##### DATA SHOWN
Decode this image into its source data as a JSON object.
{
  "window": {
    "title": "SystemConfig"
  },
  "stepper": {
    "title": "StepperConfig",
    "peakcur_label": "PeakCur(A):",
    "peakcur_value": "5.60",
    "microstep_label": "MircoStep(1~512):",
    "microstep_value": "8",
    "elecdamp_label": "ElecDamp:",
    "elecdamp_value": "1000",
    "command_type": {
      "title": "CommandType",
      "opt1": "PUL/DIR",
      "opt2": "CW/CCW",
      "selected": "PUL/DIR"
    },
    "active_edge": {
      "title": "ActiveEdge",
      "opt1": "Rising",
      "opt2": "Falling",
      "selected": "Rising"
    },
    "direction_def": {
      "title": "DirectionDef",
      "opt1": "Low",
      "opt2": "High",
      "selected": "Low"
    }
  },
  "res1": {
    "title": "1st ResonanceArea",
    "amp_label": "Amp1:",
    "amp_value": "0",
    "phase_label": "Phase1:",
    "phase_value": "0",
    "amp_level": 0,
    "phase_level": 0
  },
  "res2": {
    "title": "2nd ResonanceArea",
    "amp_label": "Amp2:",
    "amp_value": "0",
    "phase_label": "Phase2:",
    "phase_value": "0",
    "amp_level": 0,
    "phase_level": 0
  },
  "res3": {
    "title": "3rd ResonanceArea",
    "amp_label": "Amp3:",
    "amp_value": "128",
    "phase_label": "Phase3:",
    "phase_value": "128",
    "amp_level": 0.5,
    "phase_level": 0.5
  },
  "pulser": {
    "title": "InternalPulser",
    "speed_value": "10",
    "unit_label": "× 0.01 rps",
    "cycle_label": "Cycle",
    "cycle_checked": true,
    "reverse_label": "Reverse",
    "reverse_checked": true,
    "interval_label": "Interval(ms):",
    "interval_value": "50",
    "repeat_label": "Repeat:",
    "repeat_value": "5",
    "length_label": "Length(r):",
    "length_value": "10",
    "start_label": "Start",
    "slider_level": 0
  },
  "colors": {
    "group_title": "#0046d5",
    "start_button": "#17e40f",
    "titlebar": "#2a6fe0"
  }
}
##########
• TASK TO CARRY OUT: Transcribe each record exactly. Leave nothing out.

• CORRECT RESPONSE:
Decode this image into its source data as a JSON object.
{
  "window": {
    "title": "SystemConfig"
  },
  "stepper": {
    "title": "StepperConfig",
    "peakcur_label": "PeakCur(A):",
    "peakcur_value": "5.60",
    "microstep_label": "MircoStep(1~512):",
    "microstep_value": "8",
    "elecdamp_label": "ElecDamp:",
    "elecdamp_value": "1000",
    "command_type": {
      "title": "CommandType",
      "opt1": "PUL/DIR",
      "opt2": "CW/CCW",
      "selected": "PUL/DIR"
    },
    "active_edge": {
      "title": "ActiveEdge",
      "opt1": "Rising",
      "opt2": "Falling",
      "selected": "Rising"
    },
    "direction_def": {
      "title": "DirectionDef",
      "opt1": "Low",
      "opt2": "High",
      "selected": "Low"
    }
  },
  "res1": {
    "title": "1st ResonanceArea",
    "amp_label": "Amp1:",
    "amp_value": "0",
    "phase_label": "Phase1:",
    "phase_value": "0",
    "amp_level": 0,
    "phase_level": 0
  },
  "res2": {
    "title": "2nd ResonanceArea",
    "amp_label": "Amp2:",
    "amp_value": "0",
    "phase_label": "Phase2:",
    "phase_value": "0",
    "amp_level": 0,
    "phase_level": 0
  },
  "res3": {
    "title": "3rd ResonanceArea",
    "amp_label": "Amp3:",
    "amp_value": "128",
    "phase_label": "Phase3:",
    "phase_value": "128",
    "amp_level": 0.5,
    "phase_level": 0.5
  },
  "pulser": {
    "title": "InternalPulser",
    "speed_value": "10",
    "unit_label": "× 0.01 rps",
    "cycle_label": "Cycle",
    "cycle_checked": true,
    "reverse_label": "Reverse",
    "reverse_checked": true,
    "interval_label": "Interval(ms):",
    "interval_value": "50",
    "repeat_label": "Repeat:",
    "repeat_value": "5",
    "length_label": "Length(r):",
    "length_value": "10",
    "start_label": "Start",
    "slider_level": 0
  },
  "colors": {
    "group_title": "#0046d5",
    "start_button": "#17e40f",
    "titlebar": "#2a6fe0"
  }
}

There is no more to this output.